WRITTEN PROBLEM
Look through the material below. Copy every line with the string "Aquaculture" in it.

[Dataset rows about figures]
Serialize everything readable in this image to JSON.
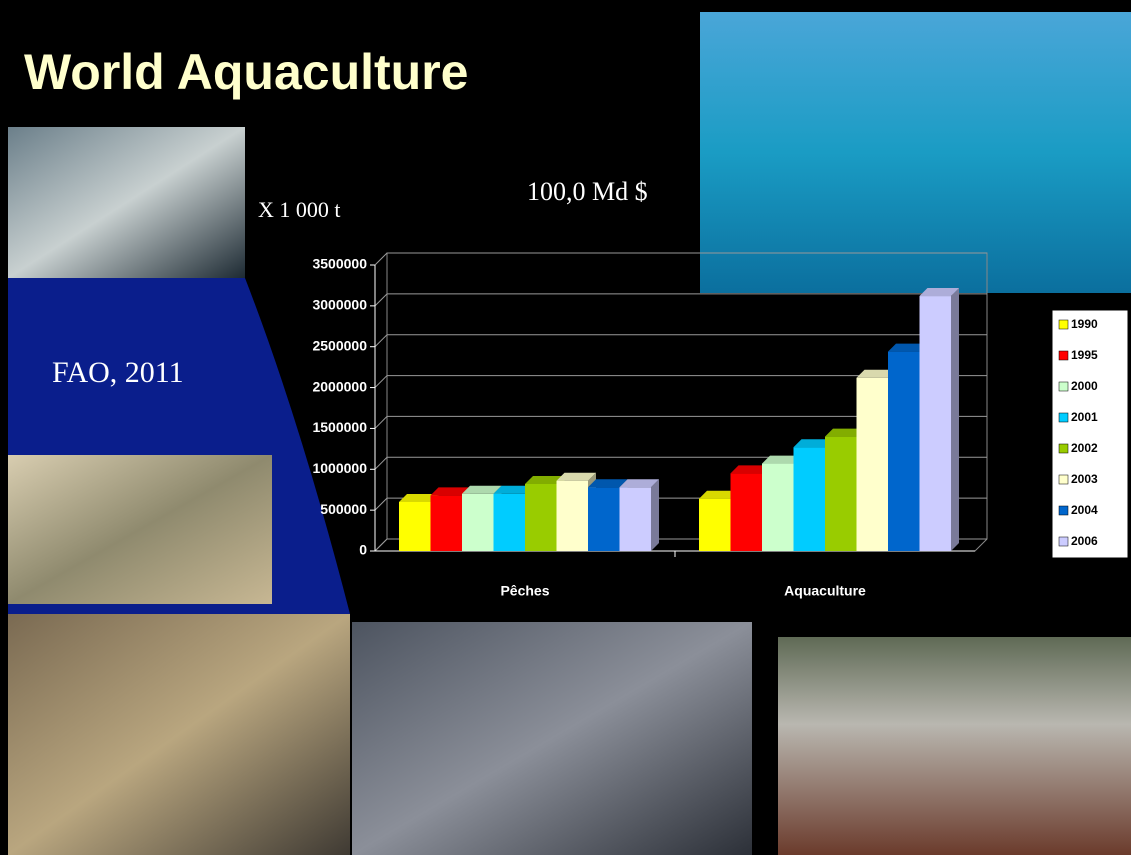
{
  "title": "World Aquaculture",
  "annotations": [
    "X 1 000 t",
    "100,0 Md $",
    "FAO, 2011"
  ],
  "chart_data": {
    "type": "bar",
    "categories": [
      "Pêches",
      "Aquaculture"
    ],
    "series": [
      {
        "name": "1990",
        "color": "#ffff00",
        "values": [
          600000,
          640000
        ]
      },
      {
        "name": "1995",
        "color": "#ff0000",
        "values": [
          680000,
          950000
        ]
      },
      {
        "name": "2000",
        "color": "#ccffcc",
        "values": [
          700000,
          1070000
        ]
      },
      {
        "name": "2001",
        "color": "#00ccff",
        "values": [
          700000,
          1270000
        ]
      },
      {
        "name": "2002",
        "color": "#99cc00",
        "values": [
          820000,
          1400000
        ]
      },
      {
        "name": "2003",
        "color": "#ffffcc",
        "values": [
          860000,
          2120000
        ]
      },
      {
        "name": "2004",
        "color": "#0066cc",
        "values": [
          780000,
          2440000
        ]
      },
      {
        "name": "2006",
        "color": "#ccccff",
        "values": [
          780000,
          3120000
        ]
      }
    ],
    "ylim": [
      0,
      3500000
    ],
    "yticks": [
      0,
      500000,
      1000000,
      1500000,
      2000000,
      2500000,
      3000000,
      3500000
    ],
    "grid": true,
    "legend": "right"
  }
}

SOLUTION FOR THIS TASK
  "title": "World Aquaculture",
      "Aquaculture"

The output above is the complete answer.